### DATA IN THIS EXERCISE ###
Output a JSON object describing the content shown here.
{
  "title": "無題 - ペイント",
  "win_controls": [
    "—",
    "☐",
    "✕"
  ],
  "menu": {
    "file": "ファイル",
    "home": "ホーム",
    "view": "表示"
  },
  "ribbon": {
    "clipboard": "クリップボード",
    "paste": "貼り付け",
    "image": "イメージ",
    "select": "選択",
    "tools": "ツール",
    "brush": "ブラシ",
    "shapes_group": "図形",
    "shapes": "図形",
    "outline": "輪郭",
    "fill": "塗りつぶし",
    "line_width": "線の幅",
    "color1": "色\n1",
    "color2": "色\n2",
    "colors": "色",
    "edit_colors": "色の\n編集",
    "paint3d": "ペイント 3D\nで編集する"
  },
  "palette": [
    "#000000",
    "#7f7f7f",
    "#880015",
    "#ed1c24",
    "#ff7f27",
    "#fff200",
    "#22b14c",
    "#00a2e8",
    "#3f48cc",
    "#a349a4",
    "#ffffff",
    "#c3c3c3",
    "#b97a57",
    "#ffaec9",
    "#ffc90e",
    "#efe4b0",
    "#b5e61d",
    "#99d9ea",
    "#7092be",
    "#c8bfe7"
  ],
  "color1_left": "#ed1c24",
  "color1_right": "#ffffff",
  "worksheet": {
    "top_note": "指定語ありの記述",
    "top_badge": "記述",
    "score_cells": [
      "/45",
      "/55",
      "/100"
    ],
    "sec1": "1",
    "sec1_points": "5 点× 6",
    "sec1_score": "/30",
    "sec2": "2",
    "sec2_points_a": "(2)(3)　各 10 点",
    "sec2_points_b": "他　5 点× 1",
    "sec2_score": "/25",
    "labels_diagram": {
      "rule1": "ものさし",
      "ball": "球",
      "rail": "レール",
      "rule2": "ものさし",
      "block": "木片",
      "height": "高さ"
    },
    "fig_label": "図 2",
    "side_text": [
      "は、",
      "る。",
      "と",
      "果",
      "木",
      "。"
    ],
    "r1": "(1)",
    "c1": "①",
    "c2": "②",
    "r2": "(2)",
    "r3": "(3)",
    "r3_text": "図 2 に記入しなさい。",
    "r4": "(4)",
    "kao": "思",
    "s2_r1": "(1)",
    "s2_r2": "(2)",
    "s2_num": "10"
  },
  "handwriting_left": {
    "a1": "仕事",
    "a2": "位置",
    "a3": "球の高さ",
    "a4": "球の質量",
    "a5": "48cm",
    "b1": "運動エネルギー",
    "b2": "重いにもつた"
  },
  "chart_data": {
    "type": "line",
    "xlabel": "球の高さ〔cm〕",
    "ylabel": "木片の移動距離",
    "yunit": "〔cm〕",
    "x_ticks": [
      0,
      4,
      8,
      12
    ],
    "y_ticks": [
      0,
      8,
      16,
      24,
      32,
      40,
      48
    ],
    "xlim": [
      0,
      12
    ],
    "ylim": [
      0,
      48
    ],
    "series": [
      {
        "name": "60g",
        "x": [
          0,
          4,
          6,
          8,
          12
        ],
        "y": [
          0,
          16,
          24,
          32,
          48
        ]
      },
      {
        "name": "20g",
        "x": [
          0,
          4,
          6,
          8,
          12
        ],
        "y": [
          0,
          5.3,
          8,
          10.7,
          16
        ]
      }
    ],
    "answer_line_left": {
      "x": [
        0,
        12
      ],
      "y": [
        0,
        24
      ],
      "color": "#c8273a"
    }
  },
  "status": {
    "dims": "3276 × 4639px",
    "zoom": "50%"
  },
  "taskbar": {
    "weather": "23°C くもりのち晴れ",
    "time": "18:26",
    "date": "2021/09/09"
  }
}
###
- **THE TASK**
Output each record precisely as given.

- **SOLVED PROBLEM**
Output a JSON object describing the content shown here.
{
  "title": "無題 - ペイント",
  "win_controls": [
    "—",
    "☐",
    "✕"
  ],
  "menu": {
    "file": "ファイル",
    "home": "ホーム",
    "view": "表示"
  },
  "ribbon": {
    "clipboard": "クリップボード",
    "paste": "貼り付け",
    "image": "イメージ",
    "select": "選択",
    "tools": "ツール",
    "brush": "ブラシ",
    "shapes_group": "図形",
    "shapes": "図形",
    "outline": "輪郭",
    "fill": "塗りつぶし",
    "line_width": "線の幅",
    "color1": "色\n1",
    "color2": "色\n2",
    "colors": "色",
    "edit_colors": "色の\n編集",
    "paint3d": "ペイント 3D\nで編集する"
  },
  "palette": [
    "#000000",
    "#7f7f7f",
    "#880015",
    "#ed1c24",
    "#ff7f27",
    "#fff200",
    "#22b14c",
    "#00a2e8",
    "#3f48cc",
    "#a349a4",
    "#ffffff",
    "#c3c3c3",
    "#b97a57",
    "#ffaec9",
    "#ffc90e",
    "#efe4b0",
    "#b5e61d",
    "#99d9ea",
    "#7092be",
    "#c8bfe7"
  ],
  "color1_left": "#ed1c24",
  "color1_right": "#ffffff",
  "worksheet": {
    "top_note": "指定語ありの記述",
    "top_badge": "記述",
    "score_cells": [
      "/45",
      "/55",
      "/100"
    ],
    "sec1": "1",
    "sec1_points": "5 点× 6",
    "sec1_score": "/30",
    "sec2": "2",
    "sec2_points_a": "(2)(3)　各 10 点",
    "sec2_points_b": "他　5 点× 1",
    "sec2_score": "/25",
    "labels_diagram": {
      "rule1": "ものさし",
      "ball": "球",
      "rail": "レール",
      "rule2": "ものさし",
      "block": "木片",
      "height": "高さ"
    },
    "fig_label": "図 2",
    "side_text": [
      "は、",
      "る。",
      "と",
      "果",
      "木",
      "。"
    ],
    "r1": "(1)",
    "c1": "①",
    "c2": "②",
    "r2": "(2)",
    "r3": "(3)",
    "r3_text": "図 2 に記入しなさい。",
    "r4": "(4)",
    "kao": "思",
    "s2_r1": "(1)",
    "s2_r2": "(2)",
    "s2_num": "10"
  },
  "handwriting_left": {
    "a1": "仕事",
    "a2": "位置",
    "a3": "球の高さ",
    "a4": "球の質量",
    "a5": "48cm",
    "b1": "運動エネルギー",
    "b2": "重いにもつた"
  },
  "chart_data": {
    "type": "line",
    "xlabel": "球の高さ〔cm〕",
    "ylabel": "木片の移動距離",
    "yunit": "〔cm〕",
    "x_ticks": [
      0,
      4,
      8,
      12
    ],
    "y_ticks": [
      0,
      8,
      16,
      24,
      32,
      40,
      48
    ],
    "xlim": [
      0,
      12
    ],
    "ylim": [
      0,
      48
    ],
    "series": [
      {
        "name": "60g",
        "x": [
          0,
          4,
          6,
          8,
          12
        ],
        "y": [
          0,
          16,
          24,
          32,
          48
        ]
      },
      {
        "name": "20g",
        "x": [
          0,
          4,
          6,
          8,
          12
        ],
        "y": [
          0,
          5.3,
          8,
          10.7,
          16
        ]
      }
    ],
    "answer_line_left": {
      "x": [
        0,
        12
      ],
      "y": [
        0,
        24
      ],
      "color": "#c8273a"
    }
  },
  "status": {
    "dims": "3276 × 4639px",
    "zoom": "50%"
  },
  "taskbar": {
    "weather": "23°C くもりのち晴れ",
    "time": "18:26",
    "date": "2021/09/09"
  }
}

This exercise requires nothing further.